Stored records:
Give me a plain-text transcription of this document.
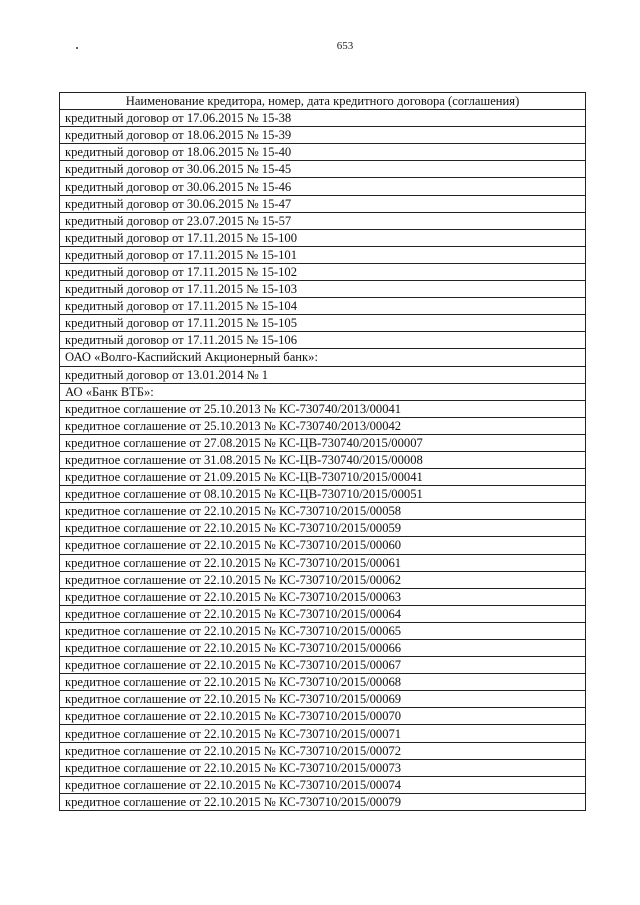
653
Наименование кредитора, номер, дата кредитного договора (соглашения)
кредитный договор от 17.06.2015 № 15-38
кредитный договор от 18.06.2015 № 15-39
кредитный договор от 18.06.2015 № 15-40
кредитный договор от 30.06.2015 № 15-45
кредитный договор от 30.06.2015 № 15-46
кредитный договор от 30.06.2015 № 15-47
кредитный договор от 23.07.2015 № 15-57
кредитный договор от 17.11.2015 № 15-100
кредитный договор от 17.11.2015 № 15-101
кредитный договор от 17.11.2015 № 15-102
кредитный договор от 17.11.2015 № 15-103
кредитный договор от 17.11.2015 № 15-104
кредитный договор от 17.11.2015 № 15-105
кредитный договор от 17.11.2015 № 15-106
ОАО «Волго-Каспийский Акционерный банк»:
кредитный договор от 13.01.2014 № 1
АО «Банк ВТБ»:
кредитное соглашение от 25.10.2013 № КС-730740/2013/00041
кредитное соглашение от 25.10.2013 № КС-730740/2013/00042
кредитное соглашение от 27.08.2015 № КС-ЦВ-730740/2015/00007
кредитное соглашение от 31.08.2015 № КС-ЦВ-730740/2015/00008
кредитное соглашение от 21.09.2015 № КС-ЦВ-730710/2015/00041
кредитное соглашение от 08.10.2015 № КС-ЦВ-730710/2015/00051
кредитное соглашение от 22.10.2015 № КС-730710/2015/00058
кредитное соглашение от 22.10.2015 № КС-730710/2015/00059
кредитное соглашение от 22.10.2015 № КС-730710/2015/00060
кредитное соглашение от 22.10.2015 № КС-730710/2015/00061
кредитное соглашение от 22.10.2015 № КС-730710/2015/00062
кредитное соглашение от 22.10.2015 № КС-730710/2015/00063
кредитное соглашение от 22.10.2015 № КС-730710/2015/00064
кредитное соглашение от 22.10.2015 № КС-730710/2015/00065
кредитное соглашение от 22.10.2015 № КС-730710/2015/00066
кредитное соглашение от 22.10.2015 № КС-730710/2015/00067
кредитное соглашение от 22.10.2015 № КС-730710/2015/00068
кредитное соглашение от 22.10.2015 № КС-730710/2015/00069
кредитное соглашение от 22.10.2015 № КС-730710/2015/00070
кредитное соглашение от 22.10.2015 № КС-730710/2015/00071
кредитное соглашение от 22.10.2015 № КС-730710/2015/00072
кредитное соглашение от 22.10.2015 № КС-730710/2015/00073
кредитное соглашение от 22.10.2015 № КС-730710/2015/00074
кредитное соглашение от 22.10.2015 № КС-730710/2015/00079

(PROBLEM REQUIREMENTS): Go through the listing above and quote it exactly, apart from its images.

(SOLUTION FOR THIS PROBLEM):
Give me a plain-text transcription of this document.
653
Наименование кредитора, номер, дата кредитного договора (соглашения)
кредитный договор от 17.06.2015 № 15-38
кредитный договор от 18.06.2015 № 15-39
кредитный договор от 18.06.2015 № 15-40
кредитный договор от 30.06.2015 № 15-45
кредитный договор от 30.06.2015 № 15-46
кредитный договор от 30.06.2015 № 15-47
кредитный договор от 23.07.2015 № 15-57
кредитный договор от 17.11.2015 № 15-100
кредитный договор от 17.11.2015 № 15-101
кредитный договор от 17.11.2015 № 15-102
кредитный договор от 17.11.2015 № 15-103
кредитный договор от 17.11.2015 № 15-104
кредитный договор от 17.11.2015 № 15-105
кредитный договор от 17.11.2015 № 15-106
ОАО «Волго-Каспийский Акционерный банк»:
кредитный договор от 13.01.2014 № 1
АО «Банк ВТБ»:
кредитное соглашение от 25.10.2013 № КС-730740/2013/00041
кредитное соглашение от 25.10.2013 № КС-730740/2013/00042
кредитное соглашение от 27.08.2015 № КС-ЦВ-730740/2015/00007
кредитное соглашение от 31.08.2015 № КС-ЦВ-730740/2015/00008
кредитное соглашение от 21.09.2015 № КС-ЦВ-730710/2015/00041
кредитное соглашение от 08.10.2015 № КС-ЦВ-730710/2015/00051
кредитное соглашение от 22.10.2015 № КС-730710/2015/00058
кредитное соглашение от 22.10.2015 № КС-730710/2015/00059
кредитное соглашение от 22.10.2015 № КС-730710/2015/00060
кредитное соглашение от 22.10.2015 № КС-730710/2015/00061
кредитное соглашение от 22.10.2015 № КС-730710/2015/00062
кредитное соглашение от 22.10.2015 № КС-730710/2015/00063
кредитное соглашение от 22.10.2015 № КС-730710/2015/00064
кредитное соглашение от 22.10.2015 № КС-730710/2015/00065
кредитное соглашение от 22.10.2015 № КС-730710/2015/00066
кредитное соглашение от 22.10.2015 № КС-730710/2015/00067
кредитное соглашение от 22.10.2015 № КС-730710/2015/00068
кредитное соглашение от 22.10.2015 № КС-730710/2015/00069
кредитное соглашение от 22.10.2015 № КС-730710/2015/00070
кредитное соглашение от 22.10.2015 № КС-730710/2015/00071
кредитное соглашение от 22.10.2015 № КС-730710/2015/00072
кредитное соглашение от 22.10.2015 № КС-730710/2015/00073
кредитное соглашение от 22.10.2015 № КС-730710/2015/00074
кредитное соглашение от 22.10.2015 № КС-730710/2015/00079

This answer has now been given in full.